* Set exercise
Make an exact copy of the entries below.

Collected data entries
▼▼▼

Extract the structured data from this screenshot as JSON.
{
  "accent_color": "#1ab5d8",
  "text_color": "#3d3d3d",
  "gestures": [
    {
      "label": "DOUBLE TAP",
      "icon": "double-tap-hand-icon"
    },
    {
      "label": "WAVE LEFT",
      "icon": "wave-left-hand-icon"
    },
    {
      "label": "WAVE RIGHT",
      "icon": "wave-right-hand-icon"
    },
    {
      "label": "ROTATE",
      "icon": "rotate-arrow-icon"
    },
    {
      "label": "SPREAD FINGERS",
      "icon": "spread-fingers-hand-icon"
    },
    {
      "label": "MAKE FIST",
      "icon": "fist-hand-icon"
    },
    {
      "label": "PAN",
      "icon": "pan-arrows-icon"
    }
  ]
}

▲▲▲

* Solution
Extract the structured data from this screenshot as JSON.
{
  "accent_color": "#1ab5d8",
  "text_color": "#3d3d3d",
  "gestures": [
    {
      "label": "DOUBLE TAP",
      "icon": "double-tap-hand-icon"
    },
    {
      "label": "WAVE LEFT",
      "icon": "wave-left-hand-icon"
    },
    {
      "label": "WAVE RIGHT",
      "icon": "wave-right-hand-icon"
    },
    {
      "label": "ROTATE",
      "icon": "rotate-arrow-icon"
    },
    {
      "label": "SPREAD FINGERS",
      "icon": "spread-fingers-hand-icon"
    },
    {
      "label": "MAKE FIST",
      "icon": "fist-hand-icon"
    },
    {
      "label": "PAN",
      "icon": "pan-arrows-icon"
    }
  ]
}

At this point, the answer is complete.